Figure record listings
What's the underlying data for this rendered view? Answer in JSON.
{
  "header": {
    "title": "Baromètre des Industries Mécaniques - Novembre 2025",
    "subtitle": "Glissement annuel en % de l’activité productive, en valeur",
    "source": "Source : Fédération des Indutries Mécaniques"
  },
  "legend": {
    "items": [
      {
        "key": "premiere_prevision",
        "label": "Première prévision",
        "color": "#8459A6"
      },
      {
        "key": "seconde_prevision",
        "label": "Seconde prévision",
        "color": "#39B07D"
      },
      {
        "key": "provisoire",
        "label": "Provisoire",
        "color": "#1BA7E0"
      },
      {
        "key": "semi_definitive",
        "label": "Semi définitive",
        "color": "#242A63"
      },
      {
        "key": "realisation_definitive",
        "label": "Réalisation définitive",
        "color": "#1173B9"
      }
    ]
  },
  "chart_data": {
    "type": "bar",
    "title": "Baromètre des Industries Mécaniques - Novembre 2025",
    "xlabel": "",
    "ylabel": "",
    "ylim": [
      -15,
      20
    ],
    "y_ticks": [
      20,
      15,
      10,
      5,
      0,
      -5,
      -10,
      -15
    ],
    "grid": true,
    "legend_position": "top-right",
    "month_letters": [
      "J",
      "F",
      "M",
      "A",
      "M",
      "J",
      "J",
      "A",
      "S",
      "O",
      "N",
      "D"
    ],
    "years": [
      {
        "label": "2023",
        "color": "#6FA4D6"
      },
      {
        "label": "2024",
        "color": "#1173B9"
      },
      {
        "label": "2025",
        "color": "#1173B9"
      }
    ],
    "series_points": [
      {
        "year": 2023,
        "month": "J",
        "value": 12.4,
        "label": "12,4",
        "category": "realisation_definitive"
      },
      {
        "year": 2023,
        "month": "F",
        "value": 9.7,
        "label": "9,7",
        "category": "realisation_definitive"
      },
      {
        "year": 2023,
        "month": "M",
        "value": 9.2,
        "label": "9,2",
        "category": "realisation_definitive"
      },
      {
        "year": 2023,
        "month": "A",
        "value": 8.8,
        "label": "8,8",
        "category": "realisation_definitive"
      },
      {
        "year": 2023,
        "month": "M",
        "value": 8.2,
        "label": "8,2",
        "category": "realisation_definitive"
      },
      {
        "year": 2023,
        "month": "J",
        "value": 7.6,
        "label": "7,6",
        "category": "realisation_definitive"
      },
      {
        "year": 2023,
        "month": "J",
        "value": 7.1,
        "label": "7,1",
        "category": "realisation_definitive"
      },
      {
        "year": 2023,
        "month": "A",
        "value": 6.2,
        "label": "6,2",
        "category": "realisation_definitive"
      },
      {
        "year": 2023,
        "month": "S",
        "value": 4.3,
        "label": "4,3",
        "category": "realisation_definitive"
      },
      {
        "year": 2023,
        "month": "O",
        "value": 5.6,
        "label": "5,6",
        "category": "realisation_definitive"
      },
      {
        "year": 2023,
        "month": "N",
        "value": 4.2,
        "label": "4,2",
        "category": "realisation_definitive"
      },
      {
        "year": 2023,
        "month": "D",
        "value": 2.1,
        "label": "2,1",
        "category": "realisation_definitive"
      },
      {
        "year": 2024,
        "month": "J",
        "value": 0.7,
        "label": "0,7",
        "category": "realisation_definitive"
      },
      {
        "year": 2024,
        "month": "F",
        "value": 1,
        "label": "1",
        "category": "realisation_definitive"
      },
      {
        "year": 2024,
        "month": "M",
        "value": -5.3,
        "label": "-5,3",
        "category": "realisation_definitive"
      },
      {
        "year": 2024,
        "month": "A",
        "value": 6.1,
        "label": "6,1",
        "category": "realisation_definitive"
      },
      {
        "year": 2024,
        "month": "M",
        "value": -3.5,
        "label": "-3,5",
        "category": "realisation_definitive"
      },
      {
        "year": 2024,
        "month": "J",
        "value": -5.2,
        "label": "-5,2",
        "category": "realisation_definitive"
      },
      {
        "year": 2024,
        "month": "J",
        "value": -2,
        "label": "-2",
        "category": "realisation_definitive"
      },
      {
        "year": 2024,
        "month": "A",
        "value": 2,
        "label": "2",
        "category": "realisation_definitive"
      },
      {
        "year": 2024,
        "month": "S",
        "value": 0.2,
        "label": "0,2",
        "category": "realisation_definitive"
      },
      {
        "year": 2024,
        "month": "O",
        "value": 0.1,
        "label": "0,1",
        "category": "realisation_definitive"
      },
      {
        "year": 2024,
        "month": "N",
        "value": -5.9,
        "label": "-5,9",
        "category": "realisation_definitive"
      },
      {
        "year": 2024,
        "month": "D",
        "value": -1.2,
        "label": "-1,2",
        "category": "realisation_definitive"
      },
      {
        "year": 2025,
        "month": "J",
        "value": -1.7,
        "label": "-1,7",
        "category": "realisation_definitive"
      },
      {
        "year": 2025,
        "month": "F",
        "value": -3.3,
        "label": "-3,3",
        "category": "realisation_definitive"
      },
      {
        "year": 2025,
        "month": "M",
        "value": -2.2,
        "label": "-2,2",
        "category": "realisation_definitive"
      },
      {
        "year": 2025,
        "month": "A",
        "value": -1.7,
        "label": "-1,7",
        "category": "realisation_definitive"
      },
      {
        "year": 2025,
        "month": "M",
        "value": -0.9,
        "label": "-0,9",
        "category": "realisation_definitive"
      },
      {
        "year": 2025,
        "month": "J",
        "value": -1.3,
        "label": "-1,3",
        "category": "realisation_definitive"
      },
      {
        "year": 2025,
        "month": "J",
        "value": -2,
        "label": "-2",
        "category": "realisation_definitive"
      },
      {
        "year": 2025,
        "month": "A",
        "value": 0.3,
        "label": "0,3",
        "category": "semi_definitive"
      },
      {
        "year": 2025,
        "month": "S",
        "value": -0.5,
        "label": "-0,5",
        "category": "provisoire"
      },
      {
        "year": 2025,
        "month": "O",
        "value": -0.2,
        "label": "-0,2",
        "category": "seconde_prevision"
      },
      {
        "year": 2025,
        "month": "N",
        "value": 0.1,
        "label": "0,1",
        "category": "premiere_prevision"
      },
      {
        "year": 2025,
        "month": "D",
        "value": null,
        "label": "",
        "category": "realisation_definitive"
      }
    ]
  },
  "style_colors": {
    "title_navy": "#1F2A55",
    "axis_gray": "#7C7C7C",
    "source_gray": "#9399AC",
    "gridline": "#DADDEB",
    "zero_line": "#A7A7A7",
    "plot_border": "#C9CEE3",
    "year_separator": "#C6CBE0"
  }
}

- **Given instruction**: Please set down each line of the records exactly as given.

- **The response**:
What's the underlying data for this rendered view? Answer in JSON.
{
  "header": {
    "title": "Baromètre des Industries Mécaniques - Novembre 2025",
    "subtitle": "Glissement annuel en % de l’activité productive, en valeur",
    "source": "Source : Fédération des Indutries Mécaniques"
  },
  "legend": {
    "items": [
      {
        "key": "premiere_prevision",
        "label": "Première prévision",
        "color": "#8459A6"
      },
      {
        "key": "seconde_prevision",
        "label": "Seconde prévision",
        "color": "#39B07D"
      },
      {
        "key": "provisoire",
        "label": "Provisoire",
        "color": "#1BA7E0"
      },
      {
        "key": "semi_definitive",
        "label": "Semi définitive",
        "color": "#242A63"
      },
      {
        "key": "realisation_definitive",
        "label": "Réalisation définitive",
        "color": "#1173B9"
      }
    ]
  },
  "chart_data": {
    "type": "bar",
    "title": "Baromètre des Industries Mécaniques - Novembre 2025",
    "xlabel": "",
    "ylabel": "",
    "ylim": [
      -15,
      20
    ],
    "y_ticks": [
      20,
      15,
      10,
      5,
      0,
      -5,
      -10,
      -15
    ],
    "grid": true,
    "legend_position": "top-right",
    "month_letters": [
      "J",
      "F",
      "M",
      "A",
      "M",
      "J",
      "J",
      "A",
      "S",
      "O",
      "N",
      "D"
    ],
    "years": [
      {
        "label": "2023",
        "color": "#6FA4D6"
      },
      {
        "label": "2024",
        "color": "#1173B9"
      },
      {
        "label": "2025",
        "color": "#1173B9"
      }
    ],
    "series_points": [
      {
        "year": 2023,
        "month": "J",
        "value": 12.4,
        "label": "12,4",
        "category": "realisation_definitive"
      },
      {
        "year": 2023,
        "month": "F",
        "value": 9.7,
        "label": "9,7",
        "category": "realisation_definitive"
      },
      {
        "year": 2023,
        "month": "M",
        "value": 9.2,
        "label": "9,2",
        "category": "realisation_definitive"
      },
      {
        "year": 2023,
        "month": "A",
        "value": 8.8,
        "label": "8,8",
        "category": "realisation_definitive"
      },
      {
        "year": 2023,
        "month": "M",
        "value": 8.2,
        "label": "8,2",
        "category": "realisation_definitive"
      },
      {
        "year": 2023,
        "month": "J",
        "value": 7.6,
        "label": "7,6",
        "category": "realisation_definitive"
      },
      {
        "year": 2023,
        "month": "J",
        "value": 7.1,
        "label": "7,1",
        "category": "realisation_definitive"
      },
      {
        "year": 2023,
        "month": "A",
        "value": 6.2,
        "label": "6,2",
        "category": "realisation_definitive"
      },
      {
        "year": 2023,
        "month": "S",
        "value": 4.3,
        "label": "4,3",
        "category": "realisation_definitive"
      },
      {
        "year": 2023,
        "month": "O",
        "value": 5.6,
        "label": "5,6",
        "category": "realisation_definitive"
      },
      {
        "year": 2023,
        "month": "N",
        "value": 4.2,
        "label": "4,2",
        "category": "realisation_definitive"
      },
      {
        "year": 2023,
        "month": "D",
        "value": 2.1,
        "label": "2,1",
        "category": "realisation_definitive"
      },
      {
        "year": 2024,
        "month": "J",
        "value": 0.7,
        "label": "0,7",
        "category": "realisation_definitive"
      },
      {
        "year": 2024,
        "month": "F",
        "value": 1,
        "label": "1",
        "category": "realisation_definitive"
      },
      {
        "year": 2024,
        "month": "M",
        "value": -5.3,
        "label": "-5,3",
        "category": "realisation_definitive"
      },
      {
        "year": 2024,
        "month": "A",
        "value": 6.1,
        "label": "6,1",
        "category": "realisation_definitive"
      },
      {
        "year": 2024,
        "month": "M",
        "value": -3.5,
        "label": "-3,5",
        "category": "realisation_definitive"
      },
      {
        "year": 2024,
        "month": "J",
        "value": -5.2,
        "label": "-5,2",
        "category": "realisation_definitive"
      },
      {
        "year": 2024,
        "month": "J",
        "value": -2,
        "label": "-2",
        "category": "realisation_definitive"
      },
      {
        "year": 2024,
        "month": "A",
        "value": 2,
        "label": "2",
        "category": "realisation_definitive"
      },
      {
        "year": 2024,
        "month": "S",
        "value": 0.2,
        "label": "0,2",
        "category": "realisation_definitive"
      },
      {
        "year": 2024,
        "month": "O",
        "value": 0.1,
        "label": "0,1",
        "category": "realisation_definitive"
      },
      {
        "year": 2024,
        "month": "N",
        "value": -5.9,
        "label": "-5,9",
        "category": "realisation_definitive"
      },
      {
        "year": 2024,
        "month": "D",
        "value": -1.2,
        "label": "-1,2",
        "category": "realisation_definitive"
      },
      {
        "year": 2025,
        "month": "J",
        "value": -1.7,
        "label": "-1,7",
        "category": "realisation_definitive"
      },
      {
        "year": 2025,
        "month": "F",
        "value": -3.3,
        "label": "-3,3",
        "category": "realisation_definitive"
      },
      {
        "year": 2025,
        "month": "M",
        "value": -2.2,
        "label": "-2,2",
        "category": "realisation_definitive"
      },
      {
        "year": 2025,
        "month": "A",
        "value": -1.7,
        "label": "-1,7",
        "category": "realisation_definitive"
      },
      {
        "year": 2025,
        "month": "M",
        "value": -0.9,
        "label": "-0,9",
        "category": "realisation_definitive"
      },
      {
        "year": 2025,
        "month": "J",
        "value": -1.3,
        "label": "-1,3",
        "category": "realisation_definitive"
      },
      {
        "year": 2025,
        "month": "J",
        "value": -2,
        "label": "-2",
        "category": "realisation_definitive"
      },
      {
        "year": 2025,
        "month": "A",
        "value": 0.3,
        "label": "0,3",
        "category": "semi_definitive"
      },
      {
        "year": 2025,
        "month": "S",
        "value": -0.5,
        "label": "-0,5",
        "category": "provisoire"
      },
      {
        "year": 2025,
        "month": "O",
        "value": -0.2,
        "label": "-0,2",
        "category": "seconde_prevision"
      },
      {
        "year": 2025,
        "month": "N",
        "value": 0.1,
        "label": "0,1",
        "category": "premiere_prevision"
      },
      {
        "year": 2025,
        "month": "D",
        "value": null,
        "label": "",
        "category": "realisation_definitive"
      }
    ]
  },
  "style_colors": {
    "title_navy": "#1F2A55",
    "axis_gray": "#7C7C7C",
    "source_gray": "#9399AC",
    "gridline": "#DADDEB",
    "zero_line": "#A7A7A7",
    "plot_border": "#C9CEE3",
    "year_separator": "#C6CBE0"
  }
}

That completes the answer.